* Written instruction
Return each line containing the string "答题格式".

## begin

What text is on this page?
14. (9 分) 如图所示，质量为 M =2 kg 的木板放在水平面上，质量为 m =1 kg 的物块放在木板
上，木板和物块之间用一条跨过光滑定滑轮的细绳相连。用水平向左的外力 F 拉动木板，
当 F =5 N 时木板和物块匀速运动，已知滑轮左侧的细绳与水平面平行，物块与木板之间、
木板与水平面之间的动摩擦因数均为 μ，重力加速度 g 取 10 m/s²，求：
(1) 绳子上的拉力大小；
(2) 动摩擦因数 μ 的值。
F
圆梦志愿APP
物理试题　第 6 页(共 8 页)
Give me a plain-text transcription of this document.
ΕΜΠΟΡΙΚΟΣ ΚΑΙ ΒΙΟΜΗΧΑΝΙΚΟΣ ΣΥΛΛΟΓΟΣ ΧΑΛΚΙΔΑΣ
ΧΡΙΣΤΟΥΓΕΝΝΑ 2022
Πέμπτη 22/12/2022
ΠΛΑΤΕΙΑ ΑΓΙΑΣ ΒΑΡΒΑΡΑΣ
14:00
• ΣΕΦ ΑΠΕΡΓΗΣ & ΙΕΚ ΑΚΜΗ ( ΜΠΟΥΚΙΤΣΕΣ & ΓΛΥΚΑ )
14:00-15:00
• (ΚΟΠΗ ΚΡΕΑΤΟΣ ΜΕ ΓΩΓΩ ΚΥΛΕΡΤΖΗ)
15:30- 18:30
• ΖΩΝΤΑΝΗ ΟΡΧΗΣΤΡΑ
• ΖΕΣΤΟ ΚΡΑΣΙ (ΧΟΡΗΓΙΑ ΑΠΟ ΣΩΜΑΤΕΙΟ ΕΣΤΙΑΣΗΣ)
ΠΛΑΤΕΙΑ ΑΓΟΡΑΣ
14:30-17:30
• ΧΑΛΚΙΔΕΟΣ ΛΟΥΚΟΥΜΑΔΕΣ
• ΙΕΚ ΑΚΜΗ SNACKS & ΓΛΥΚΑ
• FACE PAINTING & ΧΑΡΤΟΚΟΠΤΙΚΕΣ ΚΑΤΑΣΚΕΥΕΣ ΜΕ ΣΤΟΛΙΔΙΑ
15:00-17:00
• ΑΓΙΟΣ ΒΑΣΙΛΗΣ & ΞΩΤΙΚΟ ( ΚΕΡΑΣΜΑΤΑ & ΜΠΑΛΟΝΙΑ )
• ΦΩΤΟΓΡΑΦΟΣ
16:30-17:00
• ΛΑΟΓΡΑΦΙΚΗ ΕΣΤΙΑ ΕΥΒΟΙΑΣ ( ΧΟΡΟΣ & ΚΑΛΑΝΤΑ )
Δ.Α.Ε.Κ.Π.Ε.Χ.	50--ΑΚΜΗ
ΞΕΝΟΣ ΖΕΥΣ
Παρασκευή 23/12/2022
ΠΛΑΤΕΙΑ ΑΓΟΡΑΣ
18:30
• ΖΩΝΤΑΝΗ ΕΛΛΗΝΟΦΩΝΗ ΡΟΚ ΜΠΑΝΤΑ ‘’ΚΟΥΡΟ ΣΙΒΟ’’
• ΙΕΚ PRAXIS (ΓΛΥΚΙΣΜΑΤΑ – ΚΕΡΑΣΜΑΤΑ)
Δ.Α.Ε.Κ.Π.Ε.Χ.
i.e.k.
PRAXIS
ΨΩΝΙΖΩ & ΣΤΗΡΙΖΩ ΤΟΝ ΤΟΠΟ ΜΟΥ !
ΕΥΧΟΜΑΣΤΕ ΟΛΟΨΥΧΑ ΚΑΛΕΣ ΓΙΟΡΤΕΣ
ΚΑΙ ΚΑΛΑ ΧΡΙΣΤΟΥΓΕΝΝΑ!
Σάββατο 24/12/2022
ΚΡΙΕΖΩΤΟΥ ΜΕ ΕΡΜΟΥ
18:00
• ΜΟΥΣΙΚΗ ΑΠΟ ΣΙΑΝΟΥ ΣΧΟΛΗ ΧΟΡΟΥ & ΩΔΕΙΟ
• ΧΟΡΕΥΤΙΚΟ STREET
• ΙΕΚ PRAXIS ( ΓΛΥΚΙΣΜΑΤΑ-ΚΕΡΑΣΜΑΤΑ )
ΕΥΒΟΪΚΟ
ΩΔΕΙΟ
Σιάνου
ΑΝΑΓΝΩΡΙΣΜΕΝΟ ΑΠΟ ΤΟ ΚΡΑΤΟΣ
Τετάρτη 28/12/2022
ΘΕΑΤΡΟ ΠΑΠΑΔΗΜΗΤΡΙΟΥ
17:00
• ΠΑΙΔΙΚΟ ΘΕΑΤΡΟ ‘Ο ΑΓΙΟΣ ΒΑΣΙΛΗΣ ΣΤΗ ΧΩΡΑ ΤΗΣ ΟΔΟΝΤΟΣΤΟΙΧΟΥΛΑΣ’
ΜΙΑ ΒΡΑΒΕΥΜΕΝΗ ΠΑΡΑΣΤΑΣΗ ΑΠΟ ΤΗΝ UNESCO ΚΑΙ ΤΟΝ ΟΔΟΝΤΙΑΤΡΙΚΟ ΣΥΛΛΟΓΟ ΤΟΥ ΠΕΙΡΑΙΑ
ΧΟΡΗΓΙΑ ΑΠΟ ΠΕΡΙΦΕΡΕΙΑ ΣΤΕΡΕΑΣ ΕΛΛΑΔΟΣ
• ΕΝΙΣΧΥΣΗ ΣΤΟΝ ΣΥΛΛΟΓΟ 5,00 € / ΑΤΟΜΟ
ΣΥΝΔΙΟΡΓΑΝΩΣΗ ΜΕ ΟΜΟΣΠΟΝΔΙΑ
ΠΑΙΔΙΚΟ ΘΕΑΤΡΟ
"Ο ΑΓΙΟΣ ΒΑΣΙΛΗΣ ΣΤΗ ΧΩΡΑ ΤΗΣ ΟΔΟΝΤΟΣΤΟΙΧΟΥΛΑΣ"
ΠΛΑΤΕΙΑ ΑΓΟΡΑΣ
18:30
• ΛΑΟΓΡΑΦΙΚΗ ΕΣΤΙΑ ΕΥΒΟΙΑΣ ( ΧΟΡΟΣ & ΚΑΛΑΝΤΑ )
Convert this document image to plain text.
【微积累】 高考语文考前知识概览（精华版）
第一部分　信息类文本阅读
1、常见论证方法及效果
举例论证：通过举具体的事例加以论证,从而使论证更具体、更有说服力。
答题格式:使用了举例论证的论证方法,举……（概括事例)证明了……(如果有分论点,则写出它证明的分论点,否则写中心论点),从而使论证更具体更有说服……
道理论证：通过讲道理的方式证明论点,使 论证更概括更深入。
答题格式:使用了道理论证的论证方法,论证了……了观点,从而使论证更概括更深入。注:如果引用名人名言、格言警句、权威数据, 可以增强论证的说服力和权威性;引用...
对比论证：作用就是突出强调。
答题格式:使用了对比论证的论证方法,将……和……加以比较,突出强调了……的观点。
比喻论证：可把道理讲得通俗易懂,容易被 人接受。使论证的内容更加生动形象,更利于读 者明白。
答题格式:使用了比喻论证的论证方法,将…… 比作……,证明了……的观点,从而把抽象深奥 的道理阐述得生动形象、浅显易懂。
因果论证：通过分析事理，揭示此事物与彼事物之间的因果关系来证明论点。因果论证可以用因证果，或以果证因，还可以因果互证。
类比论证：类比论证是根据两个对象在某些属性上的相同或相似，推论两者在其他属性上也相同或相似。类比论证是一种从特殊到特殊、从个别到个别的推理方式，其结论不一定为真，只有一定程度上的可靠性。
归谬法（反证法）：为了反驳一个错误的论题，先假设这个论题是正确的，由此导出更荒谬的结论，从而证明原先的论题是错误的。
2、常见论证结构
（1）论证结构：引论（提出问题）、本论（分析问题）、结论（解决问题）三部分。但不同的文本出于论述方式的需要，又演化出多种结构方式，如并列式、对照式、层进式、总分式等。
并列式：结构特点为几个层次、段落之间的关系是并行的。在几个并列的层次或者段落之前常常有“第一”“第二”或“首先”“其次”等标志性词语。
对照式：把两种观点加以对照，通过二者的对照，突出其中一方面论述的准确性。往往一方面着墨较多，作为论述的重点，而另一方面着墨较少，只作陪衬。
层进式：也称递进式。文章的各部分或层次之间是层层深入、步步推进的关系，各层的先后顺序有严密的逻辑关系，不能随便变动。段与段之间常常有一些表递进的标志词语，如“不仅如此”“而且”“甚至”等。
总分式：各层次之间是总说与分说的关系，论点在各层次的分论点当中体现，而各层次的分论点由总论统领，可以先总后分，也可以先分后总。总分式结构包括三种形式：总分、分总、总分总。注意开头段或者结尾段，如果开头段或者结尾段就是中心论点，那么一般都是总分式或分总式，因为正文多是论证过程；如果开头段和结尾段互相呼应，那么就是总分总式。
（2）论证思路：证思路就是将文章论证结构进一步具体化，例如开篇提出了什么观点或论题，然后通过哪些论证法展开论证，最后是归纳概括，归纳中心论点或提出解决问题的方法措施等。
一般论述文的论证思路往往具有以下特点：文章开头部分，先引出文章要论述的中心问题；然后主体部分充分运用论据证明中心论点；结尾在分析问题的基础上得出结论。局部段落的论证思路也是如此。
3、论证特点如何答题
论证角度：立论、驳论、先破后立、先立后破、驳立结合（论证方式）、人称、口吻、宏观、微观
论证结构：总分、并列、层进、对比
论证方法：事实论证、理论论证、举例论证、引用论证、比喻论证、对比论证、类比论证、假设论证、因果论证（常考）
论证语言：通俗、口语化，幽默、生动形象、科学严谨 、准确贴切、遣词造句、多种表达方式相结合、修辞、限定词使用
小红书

## end

* Written answer
答题格式:使用了举例论证的论证方法,举……（概括事例)证明了……(如果有分论点,则写出它证明的分论点,否则写中心论点),从而使论证更具体更有说服……
答题格式:使用了道理论证的论证方法,论证了……了观点,从而使论证更概括更深入。注:如果引用名人名言、格言警句、权威数据, 可以增强论证的说服力和权威性;引用...
答题格式:使用了对比论证的论证方法,将……和……加以比较,突出强调了……的观点。
答题格式:使用了比喻论证的论证方法,将…… 比作……,证明了……的观点,从而把抽象深奥 的道理阐述得生动形象、浅显易懂。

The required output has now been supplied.